===== Source records =====

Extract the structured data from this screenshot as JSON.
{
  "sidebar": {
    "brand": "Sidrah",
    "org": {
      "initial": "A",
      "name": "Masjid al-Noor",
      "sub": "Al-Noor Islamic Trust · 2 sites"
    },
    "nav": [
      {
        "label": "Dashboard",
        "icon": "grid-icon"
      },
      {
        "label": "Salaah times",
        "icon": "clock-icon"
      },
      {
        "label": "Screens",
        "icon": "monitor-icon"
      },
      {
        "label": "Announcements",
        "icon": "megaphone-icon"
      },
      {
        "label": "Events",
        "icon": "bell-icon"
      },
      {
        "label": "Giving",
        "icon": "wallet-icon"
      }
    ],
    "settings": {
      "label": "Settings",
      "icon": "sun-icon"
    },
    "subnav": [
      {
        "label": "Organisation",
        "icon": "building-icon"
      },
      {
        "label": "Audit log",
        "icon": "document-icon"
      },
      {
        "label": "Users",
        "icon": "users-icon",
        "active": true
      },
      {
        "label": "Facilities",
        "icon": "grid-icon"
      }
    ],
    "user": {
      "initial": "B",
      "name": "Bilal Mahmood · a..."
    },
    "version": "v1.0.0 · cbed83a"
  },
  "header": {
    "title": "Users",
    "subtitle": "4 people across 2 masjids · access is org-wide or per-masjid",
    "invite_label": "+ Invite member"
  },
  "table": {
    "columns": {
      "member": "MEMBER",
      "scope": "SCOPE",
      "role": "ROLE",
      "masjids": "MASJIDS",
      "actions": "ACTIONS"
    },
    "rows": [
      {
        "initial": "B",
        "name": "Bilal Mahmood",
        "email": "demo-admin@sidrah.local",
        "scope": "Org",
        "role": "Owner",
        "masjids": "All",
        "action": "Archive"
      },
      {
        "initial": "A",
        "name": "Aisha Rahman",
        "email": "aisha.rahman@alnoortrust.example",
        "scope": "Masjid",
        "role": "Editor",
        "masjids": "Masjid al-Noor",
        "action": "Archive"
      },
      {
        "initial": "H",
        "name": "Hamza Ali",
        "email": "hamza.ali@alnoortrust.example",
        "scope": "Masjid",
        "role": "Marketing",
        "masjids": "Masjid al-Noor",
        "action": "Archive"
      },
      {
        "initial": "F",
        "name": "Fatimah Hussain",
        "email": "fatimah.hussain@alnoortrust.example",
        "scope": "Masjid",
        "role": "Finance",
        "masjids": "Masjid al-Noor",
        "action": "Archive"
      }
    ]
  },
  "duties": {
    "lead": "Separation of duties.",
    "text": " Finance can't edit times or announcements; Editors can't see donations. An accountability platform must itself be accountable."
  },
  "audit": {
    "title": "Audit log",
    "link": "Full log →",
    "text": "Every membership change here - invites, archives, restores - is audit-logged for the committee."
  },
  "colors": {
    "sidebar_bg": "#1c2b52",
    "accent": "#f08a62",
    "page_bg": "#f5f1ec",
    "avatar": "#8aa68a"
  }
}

=====

**The problem**
Show the lines of the material that contain the word "Bilal".

**Task solution**
      "name": "Bilal Mahmood · a..."
        "name": "Bilal Mahmood",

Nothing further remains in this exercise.